** BEGIN The records **

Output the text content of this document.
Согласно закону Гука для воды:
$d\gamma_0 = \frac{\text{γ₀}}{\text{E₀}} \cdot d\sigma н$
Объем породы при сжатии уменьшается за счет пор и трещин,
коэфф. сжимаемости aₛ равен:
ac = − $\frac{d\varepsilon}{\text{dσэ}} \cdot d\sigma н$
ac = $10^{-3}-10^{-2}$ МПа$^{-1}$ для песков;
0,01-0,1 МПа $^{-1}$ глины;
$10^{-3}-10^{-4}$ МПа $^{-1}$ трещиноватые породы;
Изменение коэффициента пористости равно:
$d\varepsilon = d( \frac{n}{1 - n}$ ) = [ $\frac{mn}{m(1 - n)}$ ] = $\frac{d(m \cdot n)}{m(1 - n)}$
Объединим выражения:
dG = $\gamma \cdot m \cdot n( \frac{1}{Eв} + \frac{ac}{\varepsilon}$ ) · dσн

** END The records **
** BEGIN The records **

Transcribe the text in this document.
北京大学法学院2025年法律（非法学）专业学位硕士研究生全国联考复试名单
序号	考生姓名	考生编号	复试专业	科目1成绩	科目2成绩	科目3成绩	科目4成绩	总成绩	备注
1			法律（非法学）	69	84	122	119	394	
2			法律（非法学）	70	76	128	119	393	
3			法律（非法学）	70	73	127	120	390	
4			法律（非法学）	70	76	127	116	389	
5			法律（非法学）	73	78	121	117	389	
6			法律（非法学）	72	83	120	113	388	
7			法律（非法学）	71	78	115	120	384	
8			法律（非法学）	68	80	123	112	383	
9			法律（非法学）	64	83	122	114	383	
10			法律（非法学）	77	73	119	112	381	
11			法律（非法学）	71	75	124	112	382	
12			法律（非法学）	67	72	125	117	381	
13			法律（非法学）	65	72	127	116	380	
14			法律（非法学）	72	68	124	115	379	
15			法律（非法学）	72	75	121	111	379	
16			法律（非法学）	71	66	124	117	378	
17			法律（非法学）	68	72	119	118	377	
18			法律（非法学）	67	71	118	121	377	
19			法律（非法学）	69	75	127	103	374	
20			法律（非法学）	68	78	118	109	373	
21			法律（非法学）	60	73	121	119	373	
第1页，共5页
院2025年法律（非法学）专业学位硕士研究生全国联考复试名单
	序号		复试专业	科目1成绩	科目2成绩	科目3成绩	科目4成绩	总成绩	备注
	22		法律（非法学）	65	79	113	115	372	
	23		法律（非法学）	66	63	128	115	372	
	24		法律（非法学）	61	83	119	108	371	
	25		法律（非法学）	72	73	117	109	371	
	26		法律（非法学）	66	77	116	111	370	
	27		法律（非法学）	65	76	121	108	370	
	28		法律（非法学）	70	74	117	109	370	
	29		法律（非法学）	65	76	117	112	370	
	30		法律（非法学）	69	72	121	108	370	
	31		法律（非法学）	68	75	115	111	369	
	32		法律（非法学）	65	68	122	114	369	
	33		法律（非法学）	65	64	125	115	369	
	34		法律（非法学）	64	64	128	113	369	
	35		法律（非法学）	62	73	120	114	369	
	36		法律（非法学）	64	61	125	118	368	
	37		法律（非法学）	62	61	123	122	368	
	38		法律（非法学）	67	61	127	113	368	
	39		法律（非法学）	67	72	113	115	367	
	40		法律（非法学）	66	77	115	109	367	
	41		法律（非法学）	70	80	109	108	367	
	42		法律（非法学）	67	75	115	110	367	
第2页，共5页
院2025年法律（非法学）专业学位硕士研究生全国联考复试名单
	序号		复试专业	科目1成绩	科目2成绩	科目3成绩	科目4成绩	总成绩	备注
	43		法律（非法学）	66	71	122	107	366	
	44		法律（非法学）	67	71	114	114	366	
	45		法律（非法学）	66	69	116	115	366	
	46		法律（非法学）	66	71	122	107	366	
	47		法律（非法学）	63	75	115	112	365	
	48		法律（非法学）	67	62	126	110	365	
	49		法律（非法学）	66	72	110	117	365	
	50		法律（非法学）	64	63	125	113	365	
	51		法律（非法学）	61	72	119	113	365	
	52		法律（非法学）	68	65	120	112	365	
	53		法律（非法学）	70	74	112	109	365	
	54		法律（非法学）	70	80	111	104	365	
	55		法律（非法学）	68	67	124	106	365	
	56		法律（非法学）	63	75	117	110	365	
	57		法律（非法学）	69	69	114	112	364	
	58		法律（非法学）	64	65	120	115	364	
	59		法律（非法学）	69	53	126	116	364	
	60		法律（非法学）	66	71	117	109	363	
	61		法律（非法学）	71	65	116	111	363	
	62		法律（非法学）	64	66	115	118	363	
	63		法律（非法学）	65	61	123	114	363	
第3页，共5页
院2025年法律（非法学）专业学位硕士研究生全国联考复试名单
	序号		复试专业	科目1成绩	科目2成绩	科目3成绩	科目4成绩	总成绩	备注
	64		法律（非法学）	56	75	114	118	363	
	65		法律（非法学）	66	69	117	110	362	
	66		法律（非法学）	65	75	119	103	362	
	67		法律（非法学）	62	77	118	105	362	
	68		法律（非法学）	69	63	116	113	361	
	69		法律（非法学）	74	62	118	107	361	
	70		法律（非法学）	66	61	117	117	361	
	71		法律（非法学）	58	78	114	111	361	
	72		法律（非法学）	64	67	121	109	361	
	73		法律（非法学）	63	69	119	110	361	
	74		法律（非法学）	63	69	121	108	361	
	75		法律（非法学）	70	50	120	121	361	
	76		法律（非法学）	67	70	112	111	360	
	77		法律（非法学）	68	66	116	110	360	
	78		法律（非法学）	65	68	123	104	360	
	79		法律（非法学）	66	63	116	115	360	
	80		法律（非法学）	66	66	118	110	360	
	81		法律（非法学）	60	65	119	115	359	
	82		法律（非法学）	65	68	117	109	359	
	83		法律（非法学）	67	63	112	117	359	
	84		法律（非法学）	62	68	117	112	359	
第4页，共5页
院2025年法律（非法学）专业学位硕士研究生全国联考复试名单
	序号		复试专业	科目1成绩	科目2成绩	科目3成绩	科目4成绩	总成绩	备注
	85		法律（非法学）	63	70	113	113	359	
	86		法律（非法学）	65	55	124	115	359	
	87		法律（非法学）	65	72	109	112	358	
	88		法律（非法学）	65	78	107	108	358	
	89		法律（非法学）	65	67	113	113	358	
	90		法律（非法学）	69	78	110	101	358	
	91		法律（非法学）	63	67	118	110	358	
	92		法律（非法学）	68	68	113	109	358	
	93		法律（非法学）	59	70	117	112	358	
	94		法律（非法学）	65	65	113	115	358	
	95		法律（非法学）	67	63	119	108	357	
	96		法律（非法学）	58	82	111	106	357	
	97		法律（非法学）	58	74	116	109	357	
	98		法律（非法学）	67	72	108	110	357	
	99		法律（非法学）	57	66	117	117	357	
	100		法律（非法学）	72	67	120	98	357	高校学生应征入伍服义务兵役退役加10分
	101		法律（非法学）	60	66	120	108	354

** END The records **
** BEGIN The records **

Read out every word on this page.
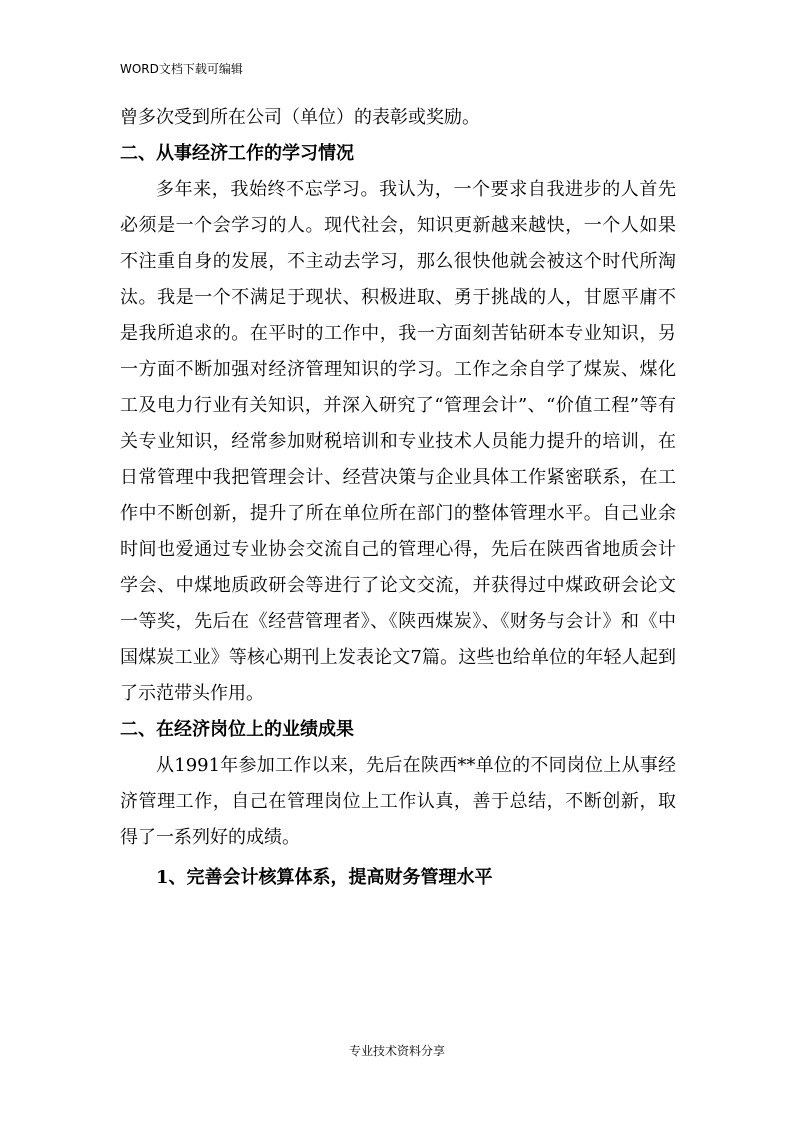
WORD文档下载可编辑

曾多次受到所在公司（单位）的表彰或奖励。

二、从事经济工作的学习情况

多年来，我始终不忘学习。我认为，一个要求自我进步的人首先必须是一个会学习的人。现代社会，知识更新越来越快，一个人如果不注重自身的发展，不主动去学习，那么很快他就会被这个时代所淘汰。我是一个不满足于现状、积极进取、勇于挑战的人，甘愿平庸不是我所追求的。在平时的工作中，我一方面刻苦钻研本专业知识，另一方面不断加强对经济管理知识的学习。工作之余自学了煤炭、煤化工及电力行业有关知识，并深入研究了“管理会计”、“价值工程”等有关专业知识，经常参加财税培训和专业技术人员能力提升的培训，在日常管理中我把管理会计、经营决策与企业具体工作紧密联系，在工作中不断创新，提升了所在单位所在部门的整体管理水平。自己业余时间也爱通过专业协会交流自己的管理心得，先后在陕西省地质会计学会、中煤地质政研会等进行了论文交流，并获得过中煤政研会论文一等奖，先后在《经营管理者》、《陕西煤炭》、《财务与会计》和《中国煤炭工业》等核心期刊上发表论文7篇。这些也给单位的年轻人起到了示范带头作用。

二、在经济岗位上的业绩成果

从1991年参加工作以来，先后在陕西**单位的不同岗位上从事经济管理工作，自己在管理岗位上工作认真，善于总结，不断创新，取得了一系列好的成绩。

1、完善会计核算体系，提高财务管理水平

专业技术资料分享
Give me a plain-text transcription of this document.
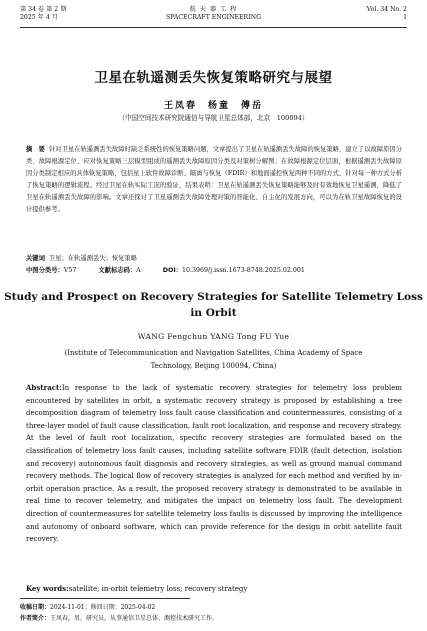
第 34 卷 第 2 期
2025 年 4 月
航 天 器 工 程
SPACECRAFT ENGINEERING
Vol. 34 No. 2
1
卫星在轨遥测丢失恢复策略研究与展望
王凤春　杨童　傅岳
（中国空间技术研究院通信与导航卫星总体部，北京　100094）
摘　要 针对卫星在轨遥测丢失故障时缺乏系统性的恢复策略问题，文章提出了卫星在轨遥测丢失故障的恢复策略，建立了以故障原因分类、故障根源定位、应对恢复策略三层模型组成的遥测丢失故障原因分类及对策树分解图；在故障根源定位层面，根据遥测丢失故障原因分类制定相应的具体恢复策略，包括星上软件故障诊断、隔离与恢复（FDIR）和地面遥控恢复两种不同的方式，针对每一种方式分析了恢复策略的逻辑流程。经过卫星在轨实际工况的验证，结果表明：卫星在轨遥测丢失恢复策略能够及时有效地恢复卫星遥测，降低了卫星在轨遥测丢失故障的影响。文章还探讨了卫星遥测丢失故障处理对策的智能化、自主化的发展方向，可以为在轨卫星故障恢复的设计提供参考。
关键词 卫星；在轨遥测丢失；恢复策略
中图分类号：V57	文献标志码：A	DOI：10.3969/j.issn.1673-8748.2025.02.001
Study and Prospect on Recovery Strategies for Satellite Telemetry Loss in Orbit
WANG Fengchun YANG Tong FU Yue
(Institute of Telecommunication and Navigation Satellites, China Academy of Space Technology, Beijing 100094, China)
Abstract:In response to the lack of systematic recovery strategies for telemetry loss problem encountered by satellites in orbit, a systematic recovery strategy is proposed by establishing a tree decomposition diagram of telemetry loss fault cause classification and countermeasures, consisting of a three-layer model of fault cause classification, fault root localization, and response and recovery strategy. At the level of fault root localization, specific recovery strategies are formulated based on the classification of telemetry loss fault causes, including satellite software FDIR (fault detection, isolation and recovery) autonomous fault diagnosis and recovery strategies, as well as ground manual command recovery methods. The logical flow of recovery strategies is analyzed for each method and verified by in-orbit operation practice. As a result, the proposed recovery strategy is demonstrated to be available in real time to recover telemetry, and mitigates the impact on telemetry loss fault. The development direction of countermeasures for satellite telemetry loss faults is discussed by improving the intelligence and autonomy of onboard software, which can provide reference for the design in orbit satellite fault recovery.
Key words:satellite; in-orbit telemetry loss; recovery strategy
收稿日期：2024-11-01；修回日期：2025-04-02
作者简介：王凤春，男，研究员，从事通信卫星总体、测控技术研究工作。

** END The records **

Look through the data and show every line containing "document".

> **Expected output**:
Output the text content of this document.
Transcribe the text in this document.
Give me a plain-text transcription of this document.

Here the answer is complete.